#### THE REQUEST
Reproduce the lines of the material exactly, excluding every image.
==== INPUT ====
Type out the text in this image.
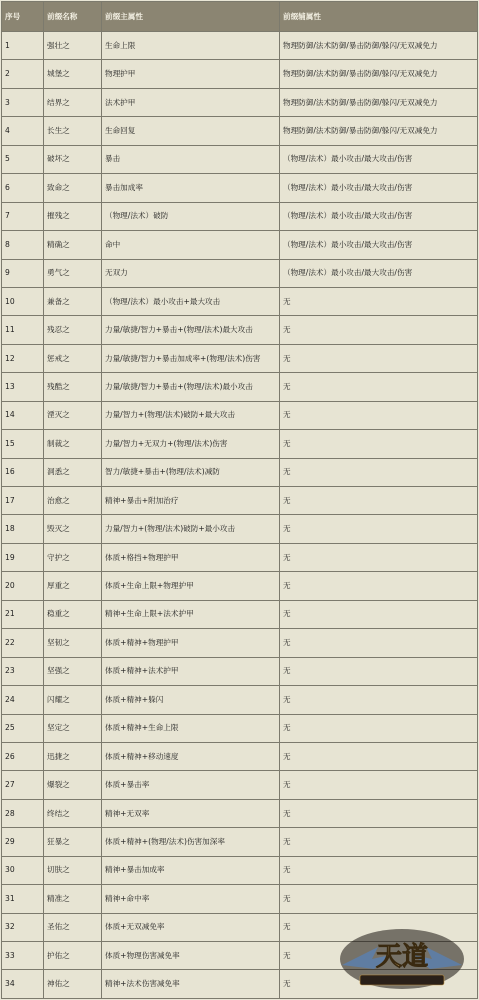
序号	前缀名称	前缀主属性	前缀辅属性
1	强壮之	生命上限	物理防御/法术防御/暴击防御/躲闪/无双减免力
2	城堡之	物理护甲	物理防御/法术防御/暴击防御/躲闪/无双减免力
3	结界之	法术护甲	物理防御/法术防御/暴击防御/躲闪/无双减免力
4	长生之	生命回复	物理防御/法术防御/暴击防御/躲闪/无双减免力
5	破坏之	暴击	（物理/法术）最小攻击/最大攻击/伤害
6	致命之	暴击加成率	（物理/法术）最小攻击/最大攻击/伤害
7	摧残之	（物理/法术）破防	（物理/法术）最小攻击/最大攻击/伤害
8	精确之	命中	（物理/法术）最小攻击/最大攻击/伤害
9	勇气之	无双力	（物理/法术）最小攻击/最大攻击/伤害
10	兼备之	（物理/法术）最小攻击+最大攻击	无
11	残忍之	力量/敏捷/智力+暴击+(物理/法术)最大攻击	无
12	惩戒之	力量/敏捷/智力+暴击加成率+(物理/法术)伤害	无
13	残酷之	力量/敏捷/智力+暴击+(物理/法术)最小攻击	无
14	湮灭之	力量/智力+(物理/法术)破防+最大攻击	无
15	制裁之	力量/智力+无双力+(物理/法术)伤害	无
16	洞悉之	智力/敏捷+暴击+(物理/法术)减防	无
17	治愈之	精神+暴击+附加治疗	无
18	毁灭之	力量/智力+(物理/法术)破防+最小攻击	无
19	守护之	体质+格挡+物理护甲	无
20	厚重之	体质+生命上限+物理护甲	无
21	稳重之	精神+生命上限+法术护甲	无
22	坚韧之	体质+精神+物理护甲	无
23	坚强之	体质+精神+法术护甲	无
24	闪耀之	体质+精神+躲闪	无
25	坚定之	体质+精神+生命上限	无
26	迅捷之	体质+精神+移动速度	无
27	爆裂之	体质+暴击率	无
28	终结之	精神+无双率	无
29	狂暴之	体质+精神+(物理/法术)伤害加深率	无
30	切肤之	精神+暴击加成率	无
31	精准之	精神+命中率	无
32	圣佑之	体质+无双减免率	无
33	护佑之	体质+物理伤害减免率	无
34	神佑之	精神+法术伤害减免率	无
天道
====
#### TASK OUTPUT
Type out the text in this image.
序号	前缀名称	前缀主属性	前缀辅属性
1	强壮之	生命上限	物理防御/法术防御/暴击防御/躲闪/无双减免力
2	城堡之	物理护甲	物理防御/法术防御/暴击防御/躲闪/无双减免力
3	结界之	法术护甲	物理防御/法术防御/暴击防御/躲闪/无双减免力
4	长生之	生命回复	物理防御/法术防御/暴击防御/躲闪/无双减免力
5	破坏之	暴击	（物理/法术）最小攻击/最大攻击/伤害
6	致命之	暴击加成率	（物理/法术）最小攻击/最大攻击/伤害
7	摧残之	（物理/法术）破防	（物理/法术）最小攻击/最大攻击/伤害
8	精确之	命中	（物理/法术）最小攻击/最大攻击/伤害
9	勇气之	无双力	（物理/法术）最小攻击/最大攻击/伤害
10	兼备之	（物理/法术）最小攻击+最大攻击	无
11	残忍之	力量/敏捷/智力+暴击+(物理/法术)最大攻击	无
12	惩戒之	力量/敏捷/智力+暴击加成率+(物理/法术)伤害	无
13	残酷之	力量/敏捷/智力+暴击+(物理/法术)最小攻击	无
14	湮灭之	力量/智力+(物理/法术)破防+最大攻击	无
15	制裁之	力量/智力+无双力+(物理/法术)伤害	无
16	洞悉之	智力/敏捷+暴击+(物理/法术)减防	无
17	治愈之	精神+暴击+附加治疗	无
18	毁灭之	力量/智力+(物理/法术)破防+最小攻击	无
19	守护之	体质+格挡+物理护甲	无
20	厚重之	体质+生命上限+物理护甲	无
21	稳重之	精神+生命上限+法术护甲	无
22	坚韧之	体质+精神+物理护甲	无
23	坚强之	体质+精神+法术护甲	无
24	闪耀之	体质+精神+躲闪	无
25	坚定之	体质+精神+生命上限	无
26	迅捷之	体质+精神+移动速度	无
27	爆裂之	体质+暴击率	无
28	终结之	精神+无双率	无
29	狂暴之	体质+精神+(物理/法术)伤害加深率	无
30	切肤之	精神+暴击加成率	无
31	精准之	精神+命中率	无
32	圣佑之	体质+无双减免率	无
33	护佑之	体质+物理伤害减免率	无
34	神佑之	精神+法术伤害减免率	无
天道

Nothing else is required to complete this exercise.